**AIM:** Read through the records below and copy each line that uses the word "Supply".

**MATERIAL TO PROCESS:**
□ □ □ □ □

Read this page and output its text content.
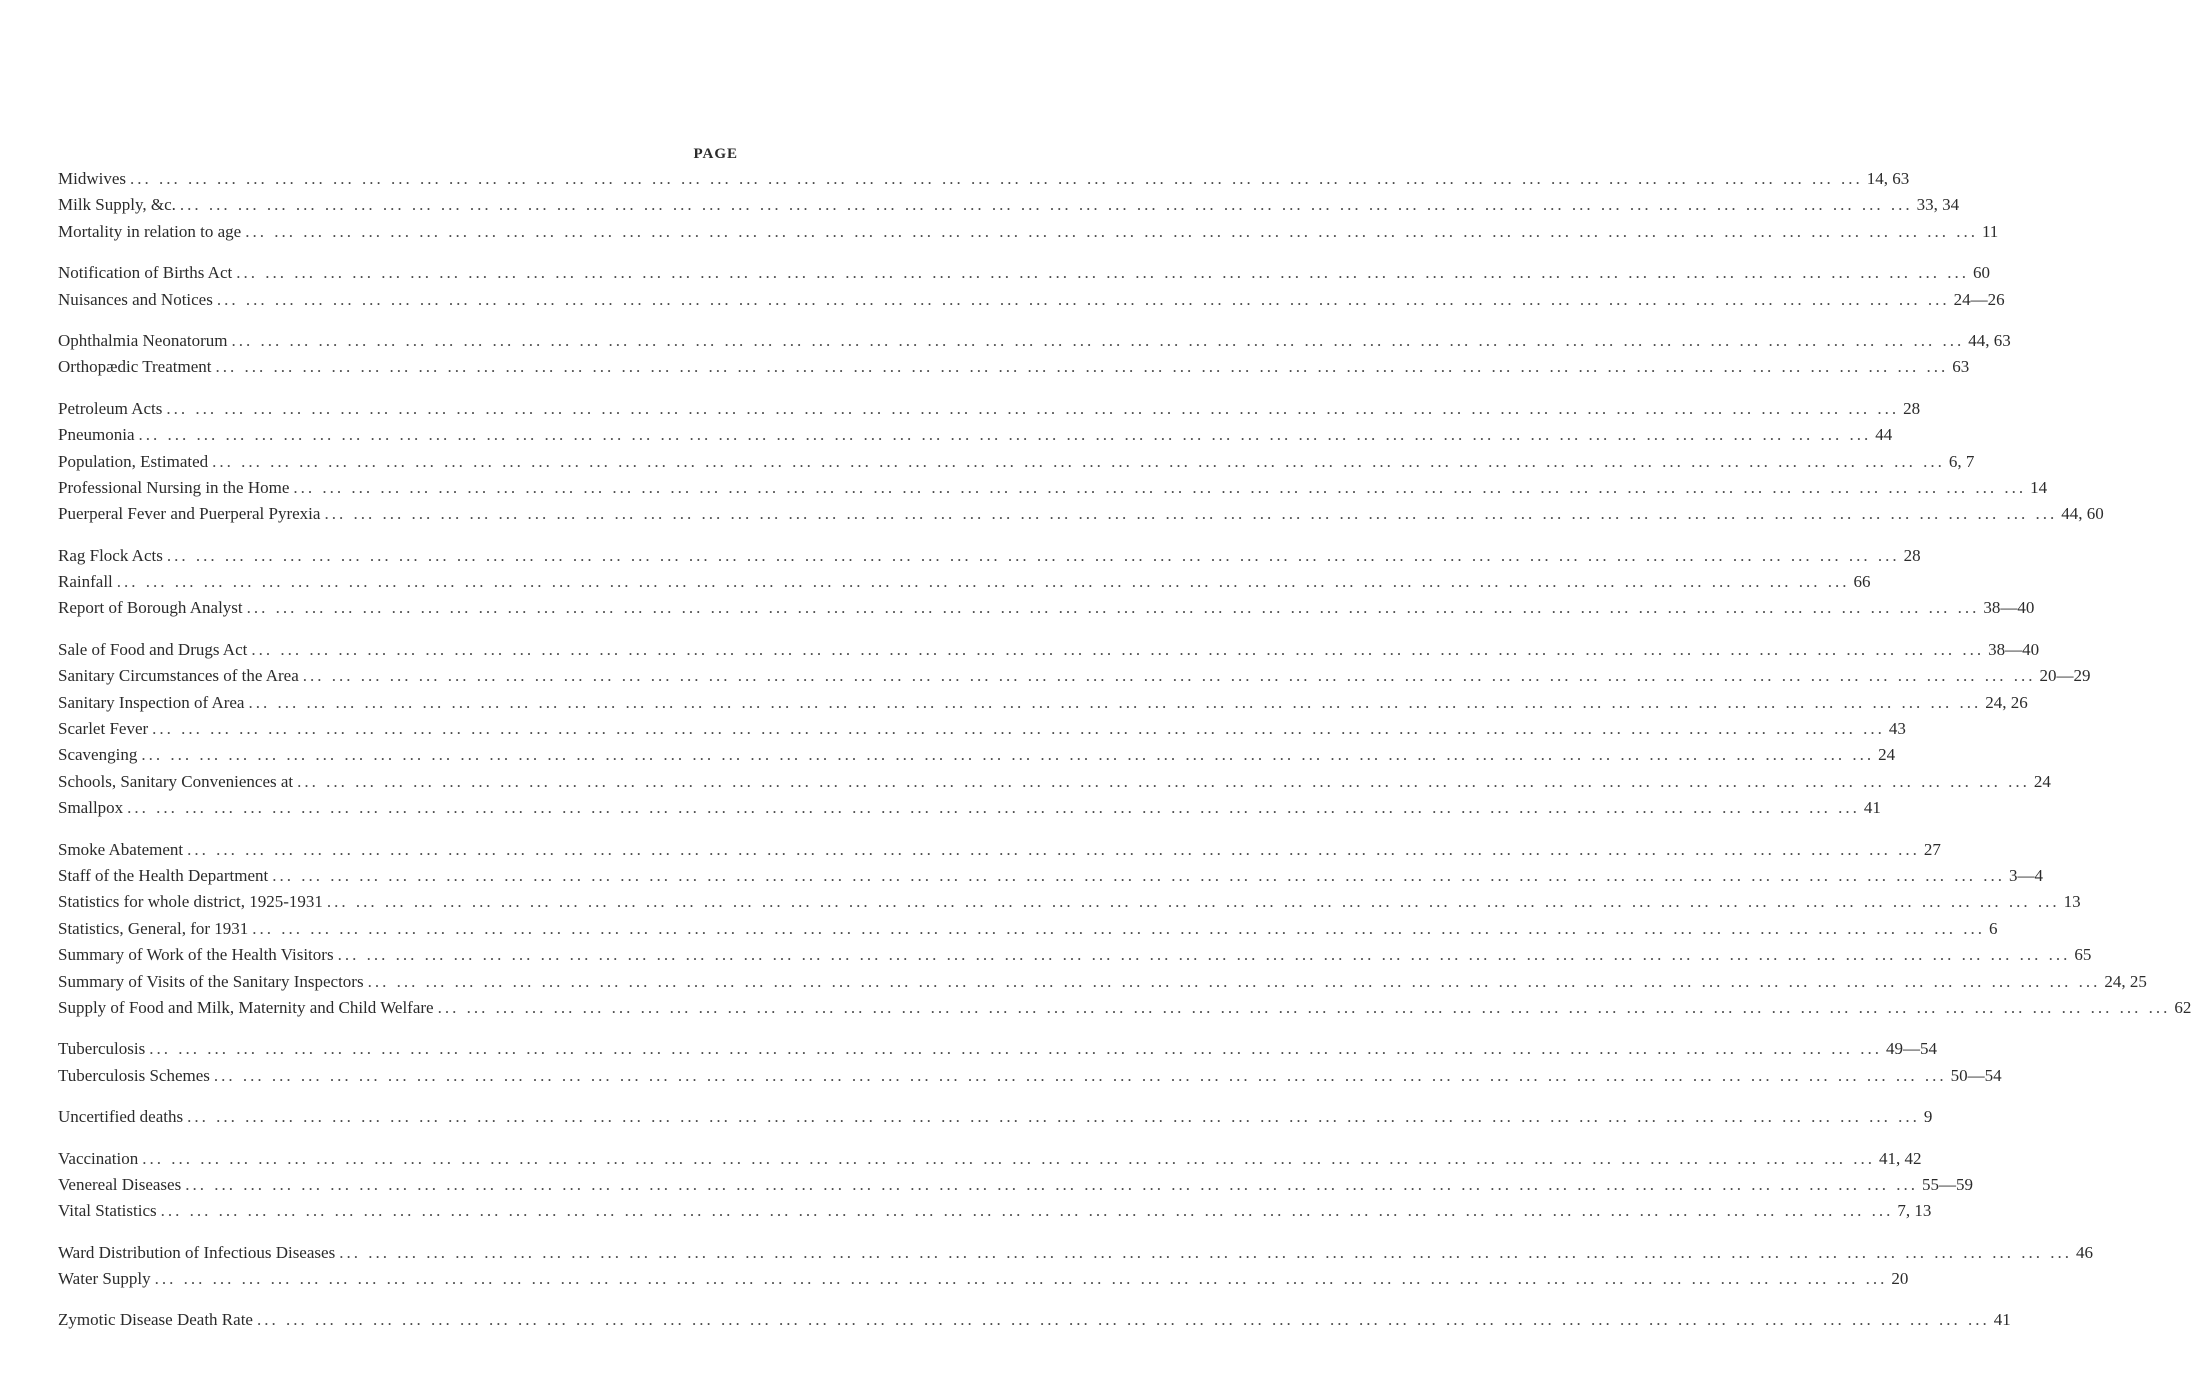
PAGE
Midwives ... ... ... ... ... ... ... ... ... ... ... ... ... ... ... ... ... ... ... ... ... ... ... ... ... ... ... ... ... ... ... ... ... ... ... ... ... ... ... ... ... ... ... ... ... ... ... ... ... ... ... ... ... ... ... ... ... ... ... ... 14, 63
Milk Supply, &c. ... ... ... ... ... ... ... ... ... ... ... ... ... ... ... ... ... ... ... ... ... ... ... ... ... ... ... ... ... ... ... ... ... ... ... ... ... ... ... ... ... ... ... ... ... ... ... ... ... ... ... ... ... ... ... ... ... ... ... ... 33, 34
Mortality in relation to age ... ... ... ... ... ... ... ... ... ... ... ... ... ... ... ... ... ... ... ... ... ... ... ... ... ... ... ... ... ... ... ... ... ... ... ... ... ... ... ... ... ... ... ... ... ... ... ... ... ... ... ... ... ... ... ... ... ... ... ... 11
Notification of Births Act ... ... ... ... ... ... ... ... ... ... ... ... ... ... ... ... ... ... ... ... ... ... ... ... ... ... ... ... ... ... ... ... ... ... ... ... ... ... ... ... ... ... ... ... ... ... ... ... ... ... ... ... ... ... ... ... ... ... ... ... 60
Nuisances and Notices ... ... ... ... ... ... ... ... ... ... ... ... ... ... ... ... ... ... ... ... ... ... ... ... ... ... ... ... ... ... ... ... ... ... ... ... ... ... ... ... ... ... ... ... ... ... ... ... ... ... ... ... ... ... ... ... ... ... ... ... 24—26
Ophthalmia Neonatorum ... ... ... ... ... ... ... ... ... ... ... ... ... ... ... ... ... ... ... ... ... ... ... ... ... ... ... ... ... ... ... ... ... ... ... ... ... ... ... ... ... ... ... ... ... ... ... ... ... ... ... ... ... ... ... ... ... ... ... ... 44, 63
Orthopædic Treatment ... ... ... ... ... ... ... ... ... ... ... ... ... ... ... ... ... ... ... ... ... ... ... ... ... ... ... ... ... ... ... ... ... ... ... ... ... ... ... ... ... ... ... ... ... ... ... ... ... ... ... ... ... ... ... ... ... ... ... ... 63
Petroleum Acts ... ... ... ... ... ... ... ... ... ... ... ... ... ... ... ... ... ... ... ... ... ... ... ... ... ... ... ... ... ... ... ... ... ... ... ... ... ... ... ... ... ... ... ... ... ... ... ... ... ... ... ... ... ... ... ... ... ... ... ... 28
Pneumonia ... ... ... ... ... ... ... ... ... ... ... ... ... ... ... ... ... ... ... ... ... ... ... ... ... ... ... ... ... ... ... ... ... ... ... ... ... ... ... ... ... ... ... ... ... ... ... ... ... ... ... ... ... ... ... ... ... ... ... ... 44
Population, Estimated ... ... ... ... ... ... ... ... ... ... ... ... ... ... ... ... ... ... ... ... ... ... ... ... ... ... ... ... ... ... ... ... ... ... ... ... ... ... ... ... ... ... ... ... ... ... ... ... ... ... ... ... ... ... ... ... ... ... ... ... 6, 7
Professional Nursing in the Home ... ... ... ... ... ... ... ... ... ... ... ... ... ... ... ... ... ... ... ... ... ... ... ... ... ... ... ... ... ... ... ... ... ... ... ... ... ... ... ... ... ... ... ... ... ... ... ... ... ... ... ... ... ... ... ... ... ... ... ... 14
Puerperal Fever and Puerperal Pyrexia ... ... ... ... ... ... ... ... ... ... ... ... ... ... ... ... ... ... ... ... ... ... ... ... ... ... ... ... ... ... ... ... ... ... ... ... ... ... ... ... ... ... ... ... ... ... ... ... ... ... ... ... ... ... ... ... ... ... ... ... 44, 60
Rag Flock Acts ... ... ... ... ... ... ... ... ... ... ... ... ... ... ... ... ... ... ... ... ... ... ... ... ... ... ... ... ... ... ... ... ... ... ... ... ... ... ... ... ... ... ... ... ... ... ... ... ... ... ... ... ... ... ... ... ... ... ... ... 28
Rainfall ... ... ... ... ... ... ... ... ... ... ... ... ... ... ... ... ... ... ... ... ... ... ... ... ... ... ... ... ... ... ... ... ... ... ... ... ... ... ... ... ... ... ... ... ... ... ... ... ... ... ... ... ... ... ... ... ... ... ... ... 66
Report of Borough Analyst ... ... ... ... ... ... ... ... ... ... ... ... ... ... ... ... ... ... ... ... ... ... ... ... ... ... ... ... ... ... ... ... ... ... ... ... ... ... ... ... ... ... ... ... ... ... ... ... ... ... ... ... ... ... ... ... ... ... ... ... 38—40
Sale of Food and Drugs Act ... ... ... ... ... ... ... ... ... ... ... ... ... ... ... ... ... ... ... ... ... ... ... ... ... ... ... ... ... ... ... ... ... ... ... ... ... ... ... ... ... ... ... ... ... ... ... ... ... ... ... ... ... ... ... ... ... ... ... ... 38—40
Sanitary Circumstances of the Area ... ... ... ... ... ... ... ... ... ... ... ... ... ... ... ... ... ... ... ... ... ... ... ... ... ... ... ... ... ... ... ... ... ... ... ... ... ... ... ... ... ... ... ... ... ... ... ... ... ... ... ... ... ... ... ... ... ... ... ... 20—29
Sanitary Inspection of Area ... ... ... ... ... ... ... ... ... ... ... ... ... ... ... ... ... ... ... ... ... ... ... ... ... ... ... ... ... ... ... ... ... ... ... ... ... ... ... ... ... ... ... ... ... ... ... ... ... ... ... ... ... ... ... ... ... ... ... ... 24, 26
Scarlet Fever ... ... ... ... ... ... ... ... ... ... ... ... ... ... ... ... ... ... ... ... ... ... ... ... ... ... ... ... ... ... ... ... ... ... ... ... ... ... ... ... ... ... ... ... ... ... ... ... ... ... ... ... ... ... ... ... ... ... ... ... 43
Scavenging ... ... ... ... ... ... ... ... ... ... ... ... ... ... ... ... ... ... ... ... ... ... ... ... ... ... ... ... ... ... ... ... ... ... ... ... ... ... ... ... ... ... ... ... ... ... ... ... ... ... ... ... ... ... ... ... ... ... ... ... 24
Schools, Sanitary Conveniences at ... ... ... ... ... ... ... ... ... ... ... ... ... ... ... ... ... ... ... ... ... ... ... ... ... ... ... ... ... ... ... ... ... ... ... ... ... ... ... ... ... ... ... ... ... ... ... ... ... ... ... ... ... ... ... ... ... ... ... ... 24
Smallpox ... ... ... ... ... ... ... ... ... ... ... ... ... ... ... ... ... ... ... ... ... ... ... ... ... ... ... ... ... ... ... ... ... ... ... ... ... ... ... ... ... ... ... ... ... ... ... ... ... ... ... ... ... ... ... ... ... ... ... ... 41
Smoke Abatement ... ... ... ... ... ... ... ... ... ... ... ... ... ... ... ... ... ... ... ... ... ... ... ... ... ... ... ... ... ... ... ... ... ... ... ... ... ... ... ... ... ... ... ... ... ... ... ... ... ... ... ... ... ... ... ... ... ... ... ... 27
Staff of the Health Department ... ... ... ... ... ... ... ... ... ... ... ... ... ... ... ... ... ... ... ... ... ... ... ... ... ... ... ... ... ... ... ... ... ... ... ... ... ... ... ... ... ... ... ... ... ... ... ... ... ... ... ... ... ... ... ... ... ... ... ... 3—4
Statistics for whole district, 1925-1931 ... ... ... ... ... ... ... ... ... ... ... ... ... ... ... ... ... ... ... ... ... ... ... ... ... ... ... ... ... ... ... ... ... ... ... ... ... ... ... ... ... ... ... ... ... ... ... ... ... ... ... ... ... ... ... ... ... ... ... ... 13
Statistics, General, for 1931 ... ... ... ... ... ... ... ... ... ... ... ... ... ... ... ... ... ... ... ... ... ... ... ... ... ... ... ... ... ... ... ... ... ... ... ... ... ... ... ... ... ... ... ... ... ... ... ... ... ... ... ... ... ... ... ... ... ... ... ... 6
Summary of Work of the Health Visitors ... ... ... ... ... ... ... ... ... ... ... ... ... ... ... ... ... ... ... ... ... ... ... ... ... ... ... ... ... ... ... ... ... ... ... ... ... ... ... ... ... ... ... ... ... ... ... ... ... ... ... ... ... ... ... ... ... ... ... ... 65
Summary of Visits of the Sanitary Inspectors ... ... ... ... ... ... ... ... ... ... ... ... ... ... ... ... ... ... ... ... ... ... ... ... ... ... ... ... ... ... ... ... ... ... ... ... ... ... ... ... ... ... ... ... ... ... ... ... ... ... ... ... ... ... ... ... ... ... ... ... 24, 25
Supply of Food and Milk, Maternity and Child Welfare ... ... ... ... ... ... ... ... ... ... ... ... ... ... ... ... ... ... ... ... ... ... ... ... ... ... ... ... ... ... ... ... ... ... ... ... ... ... ... ... ... ... ... ... ... ... ... ... ... ... ... ... ... ... ... ... ... ... ... ... 62
Tuberculosis ... ... ... ... ... ... ... ... ... ... ... ... ... ... ... ... ... ... ... ... ... ... ... ... ... ... ... ... ... ... ... ... ... ... ... ... ... ... ... ... ... ... ... ... ... ... ... ... ... ... ... ... ... ... ... ... ... ... ... ... 49—54
Tuberculosis Schemes ... ... ... ... ... ... ... ... ... ... ... ... ... ... ... ... ... ... ... ... ... ... ... ... ... ... ... ... ... ... ... ... ... ... ... ... ... ... ... ... ... ... ... ... ... ... ... ... ... ... ... ... ... ... ... ... ... ... ... ... 50—54
Uncertified deaths ... ... ... ... ... ... ... ... ... ... ... ... ... ... ... ... ... ... ... ... ... ... ... ... ... ... ... ... ... ... ... ... ... ... ... ... ... ... ... ... ... ... ... ... ... ... ... ... ... ... ... ... ... ... ... ... ... ... ... ... 9
Vaccination ... ... ... ... ... ... ... ... ... ... ... ... ... ... ... ... ... ... ... ... ... ... ... ... ... ... ... ... ... ... ... ... ... ... ... ... ... ... ... ... ... ... ... ... ... ... ... ... ... ... ... ... ... ... ... ... ... ... ... ... 41, 42
Venereal Diseases ... ... ... ... ... ... ... ... ... ... ... ... ... ... ... ... ... ... ... ... ... ... ... ... ... ... ... ... ... ... ... ... ... ... ... ... ... ... ... ... ... ... ... ... ... ... ... ... ... ... ... ... ... ... ... ... ... ... ... ... 55—59
Vital Statistics ... ... ... ... ... ... ... ... ... ... ... ... ... ... ... ... ... ... ... ... ... ... ... ... ... ... ... ... ... ... ... ... ... ... ... ... ... ... ... ... ... ... ... ... ... ... ... ... ... ... ... ... ... ... ... ... ... ... ... ... 7, 13
Ward Distribution of Infectious Diseases ... ... ... ... ... ... ... ... ... ... ... ... ... ... ... ... ... ... ... ... ... ... ... ... ... ... ... ... ... ... ... ... ... ... ... ... ... ... ... ... ... ... ... ... ... ... ... ... ... ... ... ... ... ... ... ... ... ... ... ... 46
Water Supply ... ... ... ... ... ... ... ... ... ... ... ... ... ... ... ... ... ... ... ... ... ... ... ... ... ... ... ... ... ... ... ... ... ... ... ... ... ... ... ... ... ... ... ... ... ... ... ... ... ... ... ... ... ... ... ... ... ... ... ... 20
Zymotic Disease Death Rate ... ... ... ... ... ... ... ... ... ... ... ... ... ... ... ... ... ... ... ... ... ... ... ... ... ... ... ... ... ... ... ... ... ... ... ... ... ... ... ... ... ... ... ... ... ... ... ... ... ... ... ... ... ... ... ... ... ... ... ... 41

□ □ □ □ □

**WRITTEN SOLUTION:**
Milk Supply, &c. ... ... ... ... ... ... ... ... ... ... ... ... ... ... ... ... ... ... ... ... ... ... ... ... ... ... ... ... ... ... ... ... ... ... ... ... ... ... ... ... ... ... ... ... ... ... ... ... ... ... ... ... ... ... ... ... ... ... ... ... 33, 34
Supply of Food and Milk, Maternity and Child Welfare ... ... ... ... ... ... ... ... ... ... ... ... ... ... ... ... ... ... ... ... ... ... ... ... ... ... ... ... ... ... ... ... ... ... ... ... ... ... ... ... ... ... ... ... ... ... ... ... ... ... ... ... ... ... ... ... ... ... ... ... 62
Water Supply ... ... ... ... ... ... ... ... ... ... ... ... ... ... ... ... ... ... ... ... ... ... ... ... ... ... ... ... ... ... ... ... ... ... ... ... ... ... ... ... ... ... ... ... ... ... ... ... ... ... ... ... ... ... ... ... ... ... ... ... 20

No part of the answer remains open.